Written task
Go through the records below line by line, counting those that contain the word "bedeutenden"; answer with the count only.

-- Data provided start --

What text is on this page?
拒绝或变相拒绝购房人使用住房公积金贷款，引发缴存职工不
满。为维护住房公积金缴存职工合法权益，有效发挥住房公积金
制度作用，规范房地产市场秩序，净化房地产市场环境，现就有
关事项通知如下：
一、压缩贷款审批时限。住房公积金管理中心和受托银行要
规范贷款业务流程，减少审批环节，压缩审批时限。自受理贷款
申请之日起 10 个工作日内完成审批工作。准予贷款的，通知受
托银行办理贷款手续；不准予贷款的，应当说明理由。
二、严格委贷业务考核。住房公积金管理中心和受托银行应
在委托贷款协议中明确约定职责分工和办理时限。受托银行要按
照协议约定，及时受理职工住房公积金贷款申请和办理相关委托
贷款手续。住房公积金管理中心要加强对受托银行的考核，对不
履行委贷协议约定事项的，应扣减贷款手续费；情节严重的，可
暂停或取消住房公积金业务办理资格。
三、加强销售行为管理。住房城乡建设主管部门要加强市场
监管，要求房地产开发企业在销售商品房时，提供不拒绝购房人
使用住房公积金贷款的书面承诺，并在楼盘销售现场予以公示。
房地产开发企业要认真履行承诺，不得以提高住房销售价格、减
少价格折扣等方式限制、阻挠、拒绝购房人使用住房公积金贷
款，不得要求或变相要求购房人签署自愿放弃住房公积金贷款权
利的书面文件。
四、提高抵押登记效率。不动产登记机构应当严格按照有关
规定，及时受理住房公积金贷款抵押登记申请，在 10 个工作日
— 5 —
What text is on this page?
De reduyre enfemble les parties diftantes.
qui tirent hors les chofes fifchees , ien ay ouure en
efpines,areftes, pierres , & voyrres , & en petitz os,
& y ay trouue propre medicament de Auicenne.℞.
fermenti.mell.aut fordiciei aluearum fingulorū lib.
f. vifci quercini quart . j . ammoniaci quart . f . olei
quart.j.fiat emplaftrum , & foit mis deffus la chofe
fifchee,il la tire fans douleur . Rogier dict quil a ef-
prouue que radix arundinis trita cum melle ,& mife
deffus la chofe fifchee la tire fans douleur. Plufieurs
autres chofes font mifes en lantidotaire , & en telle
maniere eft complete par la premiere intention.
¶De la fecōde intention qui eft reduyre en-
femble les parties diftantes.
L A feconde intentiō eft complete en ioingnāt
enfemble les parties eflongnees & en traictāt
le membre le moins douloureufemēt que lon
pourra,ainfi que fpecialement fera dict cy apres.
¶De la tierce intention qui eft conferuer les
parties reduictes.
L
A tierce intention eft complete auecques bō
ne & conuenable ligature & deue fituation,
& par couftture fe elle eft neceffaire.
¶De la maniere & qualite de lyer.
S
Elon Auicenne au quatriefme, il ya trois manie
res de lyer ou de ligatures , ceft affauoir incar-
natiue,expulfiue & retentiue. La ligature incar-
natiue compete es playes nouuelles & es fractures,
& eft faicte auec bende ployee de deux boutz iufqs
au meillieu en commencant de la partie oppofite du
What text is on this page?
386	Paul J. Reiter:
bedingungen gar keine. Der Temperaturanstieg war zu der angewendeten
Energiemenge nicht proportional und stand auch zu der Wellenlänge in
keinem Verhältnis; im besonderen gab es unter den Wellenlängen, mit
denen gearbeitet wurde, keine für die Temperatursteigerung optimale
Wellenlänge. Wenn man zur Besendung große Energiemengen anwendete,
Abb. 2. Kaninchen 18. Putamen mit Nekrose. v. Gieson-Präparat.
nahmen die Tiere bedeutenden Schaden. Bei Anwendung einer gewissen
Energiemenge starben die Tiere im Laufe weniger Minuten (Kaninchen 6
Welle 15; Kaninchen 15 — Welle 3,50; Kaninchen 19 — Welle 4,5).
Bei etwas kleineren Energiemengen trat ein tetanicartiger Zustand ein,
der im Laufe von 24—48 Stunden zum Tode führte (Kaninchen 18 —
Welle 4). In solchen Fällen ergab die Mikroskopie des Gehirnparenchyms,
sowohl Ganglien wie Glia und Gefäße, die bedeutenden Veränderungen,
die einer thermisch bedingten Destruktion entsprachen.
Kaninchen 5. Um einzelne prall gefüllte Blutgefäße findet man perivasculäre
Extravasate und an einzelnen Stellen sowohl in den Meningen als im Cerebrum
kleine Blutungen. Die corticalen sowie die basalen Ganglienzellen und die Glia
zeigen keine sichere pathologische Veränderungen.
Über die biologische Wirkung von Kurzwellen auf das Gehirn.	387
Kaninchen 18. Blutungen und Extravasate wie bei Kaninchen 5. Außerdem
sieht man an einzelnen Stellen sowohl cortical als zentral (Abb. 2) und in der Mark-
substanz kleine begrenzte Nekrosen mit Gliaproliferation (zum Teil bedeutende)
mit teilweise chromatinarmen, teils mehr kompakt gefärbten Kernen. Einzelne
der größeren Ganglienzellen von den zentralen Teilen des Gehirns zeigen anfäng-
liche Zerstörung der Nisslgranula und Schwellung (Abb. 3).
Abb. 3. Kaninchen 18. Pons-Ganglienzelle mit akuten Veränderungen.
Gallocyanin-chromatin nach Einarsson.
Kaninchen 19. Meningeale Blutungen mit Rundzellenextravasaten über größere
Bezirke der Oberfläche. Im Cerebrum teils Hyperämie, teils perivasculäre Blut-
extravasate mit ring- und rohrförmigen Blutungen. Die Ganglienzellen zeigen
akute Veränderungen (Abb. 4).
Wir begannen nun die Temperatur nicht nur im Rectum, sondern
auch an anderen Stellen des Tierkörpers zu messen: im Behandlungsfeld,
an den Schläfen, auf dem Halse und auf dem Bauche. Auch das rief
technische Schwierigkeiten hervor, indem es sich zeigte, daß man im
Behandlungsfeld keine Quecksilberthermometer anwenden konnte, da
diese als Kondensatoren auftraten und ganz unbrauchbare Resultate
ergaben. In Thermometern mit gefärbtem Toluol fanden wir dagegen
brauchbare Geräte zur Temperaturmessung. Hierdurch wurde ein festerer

-- Data provided end --

Reply
2